=== WHAT THE TASK ASKS ===
The records that follow need to be output exactly as they are.
--- Begin ---
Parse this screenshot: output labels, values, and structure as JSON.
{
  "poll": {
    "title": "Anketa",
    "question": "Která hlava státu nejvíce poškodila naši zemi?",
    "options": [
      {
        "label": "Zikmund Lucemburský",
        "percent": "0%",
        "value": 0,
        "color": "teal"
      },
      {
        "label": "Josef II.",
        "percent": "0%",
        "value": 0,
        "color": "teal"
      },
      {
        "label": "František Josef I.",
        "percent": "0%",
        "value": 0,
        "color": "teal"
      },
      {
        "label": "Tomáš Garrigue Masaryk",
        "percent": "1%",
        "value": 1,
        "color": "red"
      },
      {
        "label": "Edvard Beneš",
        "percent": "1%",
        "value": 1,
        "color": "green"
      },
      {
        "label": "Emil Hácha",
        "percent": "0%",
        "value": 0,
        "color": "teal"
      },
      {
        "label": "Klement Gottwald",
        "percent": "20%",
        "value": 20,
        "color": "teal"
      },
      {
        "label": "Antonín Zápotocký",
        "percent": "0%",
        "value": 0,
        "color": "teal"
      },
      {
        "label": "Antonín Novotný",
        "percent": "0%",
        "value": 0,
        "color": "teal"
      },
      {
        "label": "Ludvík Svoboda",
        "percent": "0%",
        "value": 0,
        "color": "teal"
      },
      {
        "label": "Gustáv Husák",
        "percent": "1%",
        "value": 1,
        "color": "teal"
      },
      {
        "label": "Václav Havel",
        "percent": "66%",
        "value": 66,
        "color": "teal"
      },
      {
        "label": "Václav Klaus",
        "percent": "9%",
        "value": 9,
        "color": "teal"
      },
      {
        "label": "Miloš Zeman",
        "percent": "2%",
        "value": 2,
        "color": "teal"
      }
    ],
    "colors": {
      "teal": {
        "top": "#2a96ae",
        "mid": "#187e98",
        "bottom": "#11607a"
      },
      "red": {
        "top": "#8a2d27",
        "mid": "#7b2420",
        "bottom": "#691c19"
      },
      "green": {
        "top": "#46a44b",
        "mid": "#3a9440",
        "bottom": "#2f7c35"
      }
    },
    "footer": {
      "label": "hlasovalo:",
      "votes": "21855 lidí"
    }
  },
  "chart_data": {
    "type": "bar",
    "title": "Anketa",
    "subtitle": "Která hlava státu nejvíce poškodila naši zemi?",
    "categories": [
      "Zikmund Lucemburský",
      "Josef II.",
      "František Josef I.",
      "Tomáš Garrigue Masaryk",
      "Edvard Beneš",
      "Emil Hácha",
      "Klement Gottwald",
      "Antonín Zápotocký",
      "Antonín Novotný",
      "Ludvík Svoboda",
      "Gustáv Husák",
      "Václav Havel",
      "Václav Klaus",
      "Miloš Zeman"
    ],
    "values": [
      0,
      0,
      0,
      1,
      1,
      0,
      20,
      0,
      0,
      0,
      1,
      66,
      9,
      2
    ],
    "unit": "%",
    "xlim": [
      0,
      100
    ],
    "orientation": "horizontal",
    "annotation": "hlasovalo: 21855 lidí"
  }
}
--- End ---
=== RESULT OF THIS TASK ===
Parse this screenshot: output labels, values, and structure as JSON.
{
  "poll": {
    "title": "Anketa",
    "question": "Která hlava státu nejvíce poškodila naši zemi?",
    "options": [
      {
        "label": "Zikmund Lucemburský",
        "percent": "0%",
        "value": 0,
        "color": "teal"
      },
      {
        "label": "Josef II.",
        "percent": "0%",
        "value": 0,
        "color": "teal"
      },
      {
        "label": "František Josef I.",
        "percent": "0%",
        "value": 0,
        "color": "teal"
      },
      {
        "label": "Tomáš Garrigue Masaryk",
        "percent": "1%",
        "value": 1,
        "color": "red"
      },
      {
        "label": "Edvard Beneš",
        "percent": "1%",
        "value": 1,
        "color": "green"
      },
      {
        "label": "Emil Hácha",
        "percent": "0%",
        "value": 0,
        "color": "teal"
      },
      {
        "label": "Klement Gottwald",
        "percent": "20%",
        "value": 20,
        "color": "teal"
      },
      {
        "label": "Antonín Zápotocký",
        "percent": "0%",
        "value": 0,
        "color": "teal"
      },
      {
        "label": "Antonín Novotný",
        "percent": "0%",
        "value": 0,
        "color": "teal"
      },
      {
        "label": "Ludvík Svoboda",
        "percent": "0%",
        "value": 0,
        "color": "teal"
      },
      {
        "label": "Gustáv Husák",
        "percent": "1%",
        "value": 1,
        "color": "teal"
      },
      {
        "label": "Václav Havel",
        "percent": "66%",
        "value": 66,
        "color": "teal"
      },
      {
        "label": "Václav Klaus",
        "percent": "9%",
        "value": 9,
        "color": "teal"
      },
      {
        "label": "Miloš Zeman",
        "percent": "2%",
        "value": 2,
        "color": "teal"
      }
    ],
    "colors": {
      "teal": {
        "top": "#2a96ae",
        "mid": "#187e98",
        "bottom": "#11607a"
      },
      "red": {
        "top": "#8a2d27",
        "mid": "#7b2420",
        "bottom": "#691c19"
      },
      "green": {
        "top": "#46a44b",
        "mid": "#3a9440",
        "bottom": "#2f7c35"
      }
    },
    "footer": {
      "label": "hlasovalo:",
      "votes": "21855 lidí"
    }
  },
  "chart_data": {
    "type": "bar",
    "title": "Anketa",
    "subtitle": "Která hlava státu nejvíce poškodila naši zemi?",
    "categories": [
      "Zikmund Lucemburský",
      "Josef II.",
      "František Josef I.",
      "Tomáš Garrigue Masaryk",
      "Edvard Beneš",
      "Emil Hácha",
      "Klement Gottwald",
      "Antonín Zápotocký",
      "Antonín Novotný",
      "Ludvík Svoboda",
      "Gustáv Husák",
      "Václav Havel",
      "Václav Klaus",
      "Miloš Zeman"
    ],
    "values": [
      0,
      0,
      0,
      1,
      1,
      0,
      20,
      0,
      0,
      0,
      1,
      66,
      9,
      2
    ],
    "unit": "%",
    "xlim": [
      0,
      100
    ],
    "orientation": "horizontal",
    "annotation": "hlasovalo: 21855 lidí"
  }
}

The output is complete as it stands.